┌─ DATA FOR THE TASK

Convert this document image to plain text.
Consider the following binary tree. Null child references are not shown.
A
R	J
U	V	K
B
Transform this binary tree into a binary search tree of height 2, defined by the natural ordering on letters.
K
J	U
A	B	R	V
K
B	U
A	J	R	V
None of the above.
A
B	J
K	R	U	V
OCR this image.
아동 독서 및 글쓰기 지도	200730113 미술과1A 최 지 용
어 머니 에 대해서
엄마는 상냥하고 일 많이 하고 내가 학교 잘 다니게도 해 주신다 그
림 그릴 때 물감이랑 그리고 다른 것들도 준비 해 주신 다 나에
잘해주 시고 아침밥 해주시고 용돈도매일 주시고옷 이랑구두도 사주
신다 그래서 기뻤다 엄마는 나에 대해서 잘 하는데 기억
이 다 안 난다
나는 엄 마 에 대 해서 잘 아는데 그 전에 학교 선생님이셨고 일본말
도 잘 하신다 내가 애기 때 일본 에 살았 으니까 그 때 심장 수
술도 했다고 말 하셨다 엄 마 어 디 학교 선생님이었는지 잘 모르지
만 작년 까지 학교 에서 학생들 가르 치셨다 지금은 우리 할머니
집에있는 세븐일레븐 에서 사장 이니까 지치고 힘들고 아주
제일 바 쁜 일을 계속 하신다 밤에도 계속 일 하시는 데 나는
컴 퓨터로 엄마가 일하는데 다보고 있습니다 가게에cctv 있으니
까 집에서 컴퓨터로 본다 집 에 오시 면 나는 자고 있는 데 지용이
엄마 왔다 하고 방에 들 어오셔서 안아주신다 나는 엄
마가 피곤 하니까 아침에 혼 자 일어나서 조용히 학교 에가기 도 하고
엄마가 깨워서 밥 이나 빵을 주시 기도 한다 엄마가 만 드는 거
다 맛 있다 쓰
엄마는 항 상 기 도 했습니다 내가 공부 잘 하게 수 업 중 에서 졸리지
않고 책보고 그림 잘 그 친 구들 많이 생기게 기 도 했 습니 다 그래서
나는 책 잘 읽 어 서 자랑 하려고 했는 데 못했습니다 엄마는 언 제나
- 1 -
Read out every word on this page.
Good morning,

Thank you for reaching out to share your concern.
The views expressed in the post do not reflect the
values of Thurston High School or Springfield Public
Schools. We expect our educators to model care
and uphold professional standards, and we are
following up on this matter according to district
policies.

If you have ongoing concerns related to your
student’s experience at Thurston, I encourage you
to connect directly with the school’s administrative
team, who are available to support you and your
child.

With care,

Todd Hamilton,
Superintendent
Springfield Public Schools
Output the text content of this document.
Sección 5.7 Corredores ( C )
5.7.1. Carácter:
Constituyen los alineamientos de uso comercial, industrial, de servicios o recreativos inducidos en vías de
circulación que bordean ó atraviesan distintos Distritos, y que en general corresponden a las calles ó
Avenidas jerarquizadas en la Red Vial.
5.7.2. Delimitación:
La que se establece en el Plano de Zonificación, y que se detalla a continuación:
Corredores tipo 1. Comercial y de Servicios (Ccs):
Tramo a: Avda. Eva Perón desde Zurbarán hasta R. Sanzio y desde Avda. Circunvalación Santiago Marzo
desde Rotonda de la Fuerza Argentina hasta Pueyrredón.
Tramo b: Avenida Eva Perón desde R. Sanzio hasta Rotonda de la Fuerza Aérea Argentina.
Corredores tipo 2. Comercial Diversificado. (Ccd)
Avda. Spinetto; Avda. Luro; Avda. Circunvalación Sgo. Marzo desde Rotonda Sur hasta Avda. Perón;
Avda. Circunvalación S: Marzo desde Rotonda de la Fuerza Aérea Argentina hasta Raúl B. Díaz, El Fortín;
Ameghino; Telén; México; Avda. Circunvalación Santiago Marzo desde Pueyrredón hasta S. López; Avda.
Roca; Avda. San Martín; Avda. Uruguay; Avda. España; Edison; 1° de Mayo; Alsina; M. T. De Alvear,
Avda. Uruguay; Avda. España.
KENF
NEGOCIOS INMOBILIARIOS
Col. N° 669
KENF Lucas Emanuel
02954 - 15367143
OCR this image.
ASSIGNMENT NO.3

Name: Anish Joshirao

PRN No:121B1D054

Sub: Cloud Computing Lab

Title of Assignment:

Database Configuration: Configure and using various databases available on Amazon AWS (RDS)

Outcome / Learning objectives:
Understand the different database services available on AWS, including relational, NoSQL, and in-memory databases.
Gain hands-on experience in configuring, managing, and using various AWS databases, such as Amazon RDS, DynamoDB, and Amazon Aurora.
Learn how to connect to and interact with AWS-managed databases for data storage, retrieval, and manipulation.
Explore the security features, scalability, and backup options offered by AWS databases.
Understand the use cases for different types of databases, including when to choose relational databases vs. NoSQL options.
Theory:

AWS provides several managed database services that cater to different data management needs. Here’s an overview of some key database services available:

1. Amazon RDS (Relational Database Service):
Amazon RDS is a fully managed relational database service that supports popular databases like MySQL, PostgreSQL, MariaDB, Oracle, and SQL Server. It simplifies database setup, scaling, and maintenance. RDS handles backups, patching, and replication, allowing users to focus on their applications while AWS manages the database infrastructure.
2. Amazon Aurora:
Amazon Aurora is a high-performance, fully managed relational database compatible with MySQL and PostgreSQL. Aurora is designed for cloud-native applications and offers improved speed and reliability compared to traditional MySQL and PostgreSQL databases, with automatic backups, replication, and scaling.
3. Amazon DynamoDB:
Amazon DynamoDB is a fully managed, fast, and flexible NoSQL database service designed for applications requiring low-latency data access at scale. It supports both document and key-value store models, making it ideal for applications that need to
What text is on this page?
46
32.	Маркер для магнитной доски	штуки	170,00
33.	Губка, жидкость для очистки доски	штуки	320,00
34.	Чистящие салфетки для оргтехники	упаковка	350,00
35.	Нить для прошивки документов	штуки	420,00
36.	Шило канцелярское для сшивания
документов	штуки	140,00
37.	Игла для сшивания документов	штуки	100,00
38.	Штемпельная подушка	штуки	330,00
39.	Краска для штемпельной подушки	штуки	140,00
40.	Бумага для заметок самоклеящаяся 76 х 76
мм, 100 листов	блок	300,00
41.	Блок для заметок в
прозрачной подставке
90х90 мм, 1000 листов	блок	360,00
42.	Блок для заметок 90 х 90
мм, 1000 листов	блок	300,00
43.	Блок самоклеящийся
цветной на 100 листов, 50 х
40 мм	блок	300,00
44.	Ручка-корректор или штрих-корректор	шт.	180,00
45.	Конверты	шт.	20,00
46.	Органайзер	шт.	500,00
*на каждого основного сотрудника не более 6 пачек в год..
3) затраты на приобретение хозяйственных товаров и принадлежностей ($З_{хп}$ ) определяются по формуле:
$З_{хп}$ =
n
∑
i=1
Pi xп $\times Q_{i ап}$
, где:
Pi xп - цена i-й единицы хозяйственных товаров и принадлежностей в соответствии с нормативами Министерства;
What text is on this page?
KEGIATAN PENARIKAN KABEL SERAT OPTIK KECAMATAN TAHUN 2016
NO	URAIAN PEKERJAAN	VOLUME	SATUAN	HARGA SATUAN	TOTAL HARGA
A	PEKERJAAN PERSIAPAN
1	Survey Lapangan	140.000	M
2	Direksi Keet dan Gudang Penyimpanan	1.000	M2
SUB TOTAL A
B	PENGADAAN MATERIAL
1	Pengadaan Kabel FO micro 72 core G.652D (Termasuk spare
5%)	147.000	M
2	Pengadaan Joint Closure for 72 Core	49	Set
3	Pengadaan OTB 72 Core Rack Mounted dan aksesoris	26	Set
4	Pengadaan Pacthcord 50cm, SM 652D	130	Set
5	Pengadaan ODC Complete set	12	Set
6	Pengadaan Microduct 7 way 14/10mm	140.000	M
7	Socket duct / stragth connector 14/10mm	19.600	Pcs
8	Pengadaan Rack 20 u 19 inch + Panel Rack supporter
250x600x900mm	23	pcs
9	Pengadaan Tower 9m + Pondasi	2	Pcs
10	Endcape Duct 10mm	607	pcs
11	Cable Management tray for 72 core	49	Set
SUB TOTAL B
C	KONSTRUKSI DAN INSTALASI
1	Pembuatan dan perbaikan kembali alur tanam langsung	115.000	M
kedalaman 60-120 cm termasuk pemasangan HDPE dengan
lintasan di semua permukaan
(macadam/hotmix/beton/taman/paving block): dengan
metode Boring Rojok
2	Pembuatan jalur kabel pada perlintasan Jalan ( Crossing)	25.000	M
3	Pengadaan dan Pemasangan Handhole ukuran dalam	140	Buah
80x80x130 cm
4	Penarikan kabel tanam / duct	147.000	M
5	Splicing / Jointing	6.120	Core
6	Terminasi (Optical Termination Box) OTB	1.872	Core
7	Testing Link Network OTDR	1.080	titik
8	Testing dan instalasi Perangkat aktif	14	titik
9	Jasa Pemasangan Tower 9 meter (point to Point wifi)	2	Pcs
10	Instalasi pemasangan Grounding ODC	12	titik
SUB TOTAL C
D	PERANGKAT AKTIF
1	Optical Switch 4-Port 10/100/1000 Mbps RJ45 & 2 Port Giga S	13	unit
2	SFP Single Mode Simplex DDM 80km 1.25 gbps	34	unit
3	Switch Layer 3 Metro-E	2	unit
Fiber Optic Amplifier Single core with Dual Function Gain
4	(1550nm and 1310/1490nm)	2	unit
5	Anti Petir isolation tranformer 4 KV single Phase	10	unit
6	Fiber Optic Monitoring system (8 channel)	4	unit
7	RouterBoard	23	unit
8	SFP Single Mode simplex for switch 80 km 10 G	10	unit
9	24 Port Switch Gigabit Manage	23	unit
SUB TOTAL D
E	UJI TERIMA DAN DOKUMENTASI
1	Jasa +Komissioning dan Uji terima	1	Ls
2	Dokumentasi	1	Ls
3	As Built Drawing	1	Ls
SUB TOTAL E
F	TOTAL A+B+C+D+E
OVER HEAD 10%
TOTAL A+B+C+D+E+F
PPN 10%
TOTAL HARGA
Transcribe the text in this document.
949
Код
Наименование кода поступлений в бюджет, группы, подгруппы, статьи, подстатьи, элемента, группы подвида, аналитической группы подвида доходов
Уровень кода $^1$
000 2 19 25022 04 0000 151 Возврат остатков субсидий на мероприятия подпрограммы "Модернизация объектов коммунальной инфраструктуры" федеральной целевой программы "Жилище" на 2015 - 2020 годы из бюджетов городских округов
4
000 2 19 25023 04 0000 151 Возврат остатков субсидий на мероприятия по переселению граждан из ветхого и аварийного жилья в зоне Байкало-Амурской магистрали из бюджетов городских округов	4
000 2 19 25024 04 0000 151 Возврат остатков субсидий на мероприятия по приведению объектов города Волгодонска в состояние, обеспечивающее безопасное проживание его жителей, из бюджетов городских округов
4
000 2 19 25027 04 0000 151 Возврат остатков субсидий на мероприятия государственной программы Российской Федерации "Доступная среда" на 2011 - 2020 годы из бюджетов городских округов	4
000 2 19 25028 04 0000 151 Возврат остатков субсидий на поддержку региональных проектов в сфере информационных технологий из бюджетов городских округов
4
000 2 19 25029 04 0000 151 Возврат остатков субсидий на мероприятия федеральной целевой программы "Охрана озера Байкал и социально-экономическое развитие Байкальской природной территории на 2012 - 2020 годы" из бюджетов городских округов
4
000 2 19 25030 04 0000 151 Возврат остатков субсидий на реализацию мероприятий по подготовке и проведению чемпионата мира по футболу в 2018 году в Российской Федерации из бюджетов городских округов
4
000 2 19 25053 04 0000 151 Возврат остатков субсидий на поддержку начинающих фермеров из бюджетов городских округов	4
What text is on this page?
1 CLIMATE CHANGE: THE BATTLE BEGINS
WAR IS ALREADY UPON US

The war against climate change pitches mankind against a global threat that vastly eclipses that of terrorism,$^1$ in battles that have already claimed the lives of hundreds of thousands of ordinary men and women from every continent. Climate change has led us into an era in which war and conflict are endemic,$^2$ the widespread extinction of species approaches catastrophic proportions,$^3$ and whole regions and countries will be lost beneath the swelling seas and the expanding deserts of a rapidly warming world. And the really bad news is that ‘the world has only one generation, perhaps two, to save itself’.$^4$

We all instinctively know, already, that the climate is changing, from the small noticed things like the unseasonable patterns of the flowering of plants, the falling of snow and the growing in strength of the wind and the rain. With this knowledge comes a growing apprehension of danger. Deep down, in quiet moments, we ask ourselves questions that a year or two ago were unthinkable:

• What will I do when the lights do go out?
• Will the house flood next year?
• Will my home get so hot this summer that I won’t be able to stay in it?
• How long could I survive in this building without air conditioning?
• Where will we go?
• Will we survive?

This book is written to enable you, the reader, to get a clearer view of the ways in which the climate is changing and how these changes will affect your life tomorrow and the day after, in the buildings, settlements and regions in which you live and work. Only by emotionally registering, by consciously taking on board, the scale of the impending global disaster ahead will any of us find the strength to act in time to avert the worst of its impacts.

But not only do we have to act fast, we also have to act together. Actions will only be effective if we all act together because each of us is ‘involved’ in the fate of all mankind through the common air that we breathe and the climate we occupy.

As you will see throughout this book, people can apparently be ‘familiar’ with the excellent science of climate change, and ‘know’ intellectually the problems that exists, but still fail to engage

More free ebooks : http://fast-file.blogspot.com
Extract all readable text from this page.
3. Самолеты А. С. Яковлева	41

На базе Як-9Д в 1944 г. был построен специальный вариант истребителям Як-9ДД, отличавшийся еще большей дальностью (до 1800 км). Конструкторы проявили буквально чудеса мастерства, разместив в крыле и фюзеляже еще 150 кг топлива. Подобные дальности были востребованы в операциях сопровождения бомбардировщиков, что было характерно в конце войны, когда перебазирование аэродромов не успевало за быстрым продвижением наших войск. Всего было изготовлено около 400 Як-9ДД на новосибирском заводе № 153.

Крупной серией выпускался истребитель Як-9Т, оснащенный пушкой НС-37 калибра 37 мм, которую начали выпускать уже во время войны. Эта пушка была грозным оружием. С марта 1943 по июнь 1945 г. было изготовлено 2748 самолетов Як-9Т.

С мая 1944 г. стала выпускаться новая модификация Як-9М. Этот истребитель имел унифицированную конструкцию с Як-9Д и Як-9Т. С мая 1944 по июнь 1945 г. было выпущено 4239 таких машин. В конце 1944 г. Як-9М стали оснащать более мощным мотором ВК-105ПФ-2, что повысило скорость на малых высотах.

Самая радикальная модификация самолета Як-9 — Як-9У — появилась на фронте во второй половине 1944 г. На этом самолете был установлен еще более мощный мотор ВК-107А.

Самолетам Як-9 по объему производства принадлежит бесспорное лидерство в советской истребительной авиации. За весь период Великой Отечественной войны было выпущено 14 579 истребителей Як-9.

└─

Using the entries above, return each line that includes the word "Tower".

9	Pengadaan Tower 9m + Pondasi	2	Pcs
9	Jasa Pemasangan Tower 9 meter (point to Point wifi)	2	Pcs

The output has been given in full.